Dataset items:

* * *

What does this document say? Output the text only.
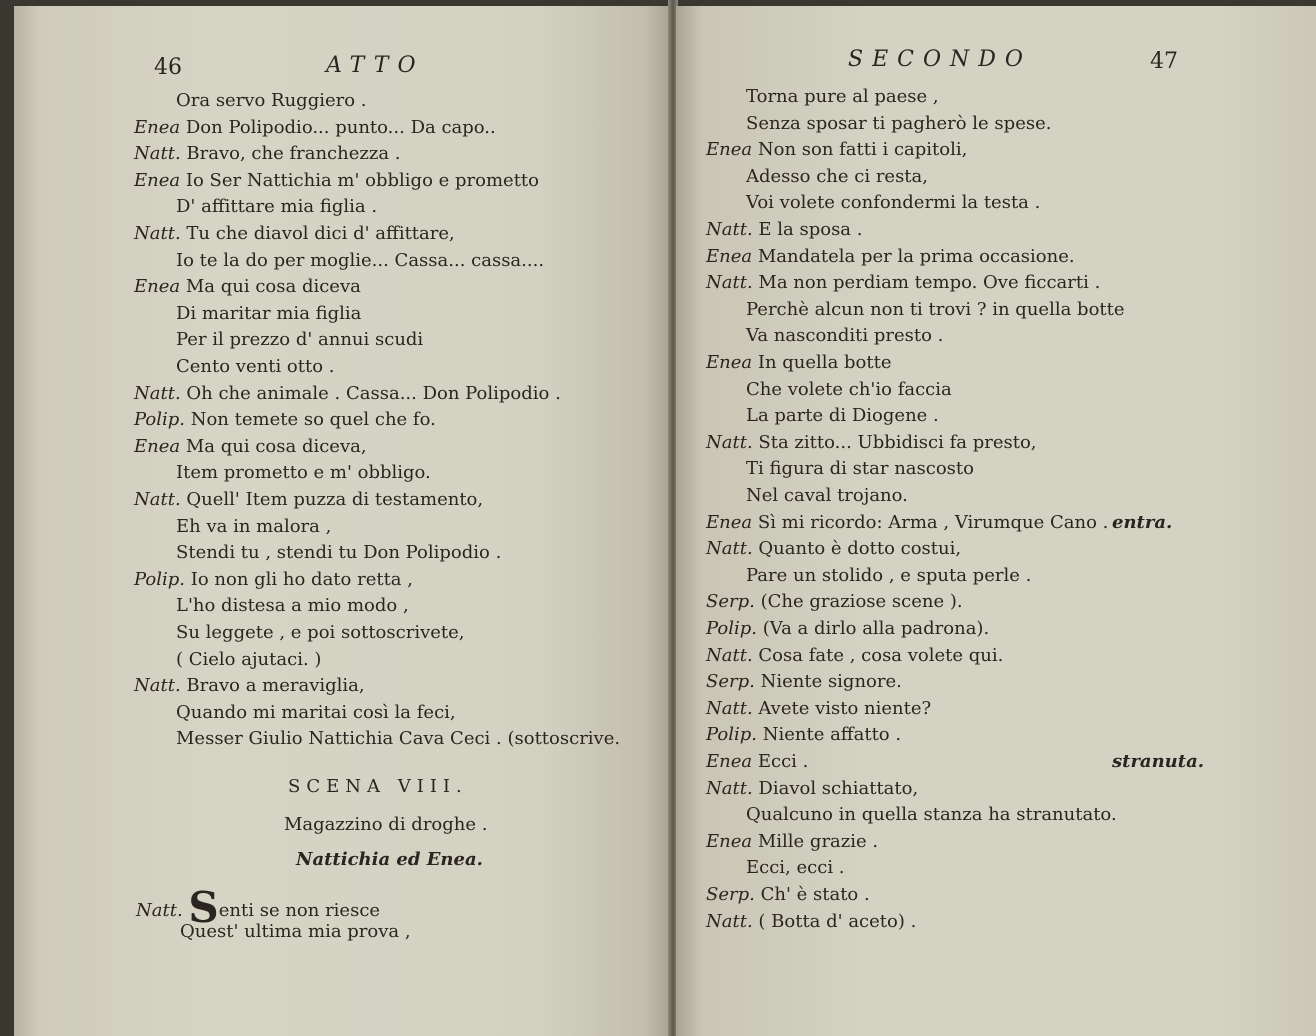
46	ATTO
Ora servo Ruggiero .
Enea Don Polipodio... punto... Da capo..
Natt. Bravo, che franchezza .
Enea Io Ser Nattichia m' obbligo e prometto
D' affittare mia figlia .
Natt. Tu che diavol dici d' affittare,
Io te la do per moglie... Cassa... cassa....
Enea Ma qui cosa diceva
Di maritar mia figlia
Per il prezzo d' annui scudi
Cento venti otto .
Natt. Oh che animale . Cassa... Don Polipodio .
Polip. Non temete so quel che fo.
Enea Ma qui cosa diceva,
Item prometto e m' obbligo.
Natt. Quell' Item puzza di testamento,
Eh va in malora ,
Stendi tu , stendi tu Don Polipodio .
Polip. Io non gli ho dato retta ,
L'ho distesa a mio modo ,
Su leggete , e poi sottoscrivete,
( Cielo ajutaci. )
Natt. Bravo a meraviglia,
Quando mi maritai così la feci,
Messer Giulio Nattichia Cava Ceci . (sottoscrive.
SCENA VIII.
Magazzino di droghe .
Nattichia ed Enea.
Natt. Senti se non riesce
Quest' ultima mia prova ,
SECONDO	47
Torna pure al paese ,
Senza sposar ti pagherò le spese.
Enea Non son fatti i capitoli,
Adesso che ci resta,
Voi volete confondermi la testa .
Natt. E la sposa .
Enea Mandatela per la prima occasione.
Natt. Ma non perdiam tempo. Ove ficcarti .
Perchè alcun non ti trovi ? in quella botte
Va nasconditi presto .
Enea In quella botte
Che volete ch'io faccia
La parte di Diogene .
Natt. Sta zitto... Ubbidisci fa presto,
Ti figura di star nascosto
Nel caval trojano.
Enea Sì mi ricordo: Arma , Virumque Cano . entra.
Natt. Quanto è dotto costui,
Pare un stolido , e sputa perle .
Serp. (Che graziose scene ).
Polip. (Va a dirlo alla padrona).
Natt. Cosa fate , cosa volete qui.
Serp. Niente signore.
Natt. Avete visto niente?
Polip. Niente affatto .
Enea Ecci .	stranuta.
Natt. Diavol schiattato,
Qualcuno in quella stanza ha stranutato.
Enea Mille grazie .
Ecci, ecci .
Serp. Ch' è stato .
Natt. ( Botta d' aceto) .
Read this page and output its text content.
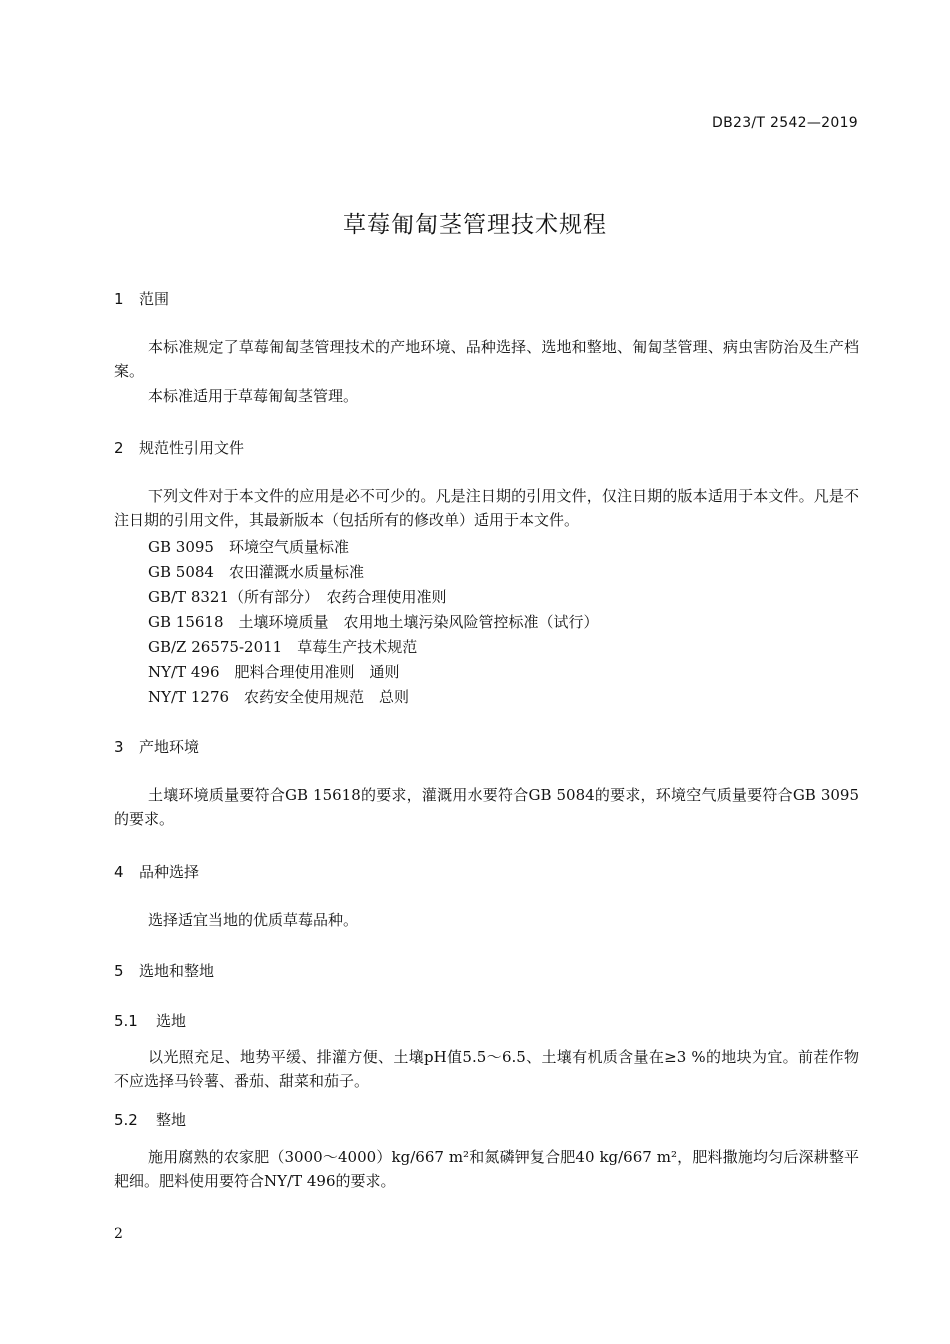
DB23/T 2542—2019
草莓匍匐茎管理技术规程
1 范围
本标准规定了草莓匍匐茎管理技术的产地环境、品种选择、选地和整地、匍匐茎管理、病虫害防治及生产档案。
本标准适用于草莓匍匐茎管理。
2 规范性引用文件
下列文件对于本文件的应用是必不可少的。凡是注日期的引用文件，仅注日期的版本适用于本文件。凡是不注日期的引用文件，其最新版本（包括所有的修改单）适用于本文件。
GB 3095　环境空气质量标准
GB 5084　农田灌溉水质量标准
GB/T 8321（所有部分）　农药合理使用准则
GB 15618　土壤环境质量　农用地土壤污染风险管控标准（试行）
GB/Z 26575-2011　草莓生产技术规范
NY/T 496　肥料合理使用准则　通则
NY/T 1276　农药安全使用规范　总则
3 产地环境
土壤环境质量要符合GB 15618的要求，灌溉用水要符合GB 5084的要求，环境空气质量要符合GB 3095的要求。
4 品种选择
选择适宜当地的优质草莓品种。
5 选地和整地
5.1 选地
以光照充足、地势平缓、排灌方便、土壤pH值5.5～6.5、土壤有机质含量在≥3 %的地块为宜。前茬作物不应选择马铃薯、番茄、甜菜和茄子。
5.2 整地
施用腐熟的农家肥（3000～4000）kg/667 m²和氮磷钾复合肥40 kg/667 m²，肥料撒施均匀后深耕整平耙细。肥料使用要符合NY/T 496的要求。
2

* * *

**Goal**. Copy each line of the records that contains the word "obbligo".

**Output for this task**.
Enea Io Ser Nattichia m' obbligo e prometto
Item prometto e m' obbligo.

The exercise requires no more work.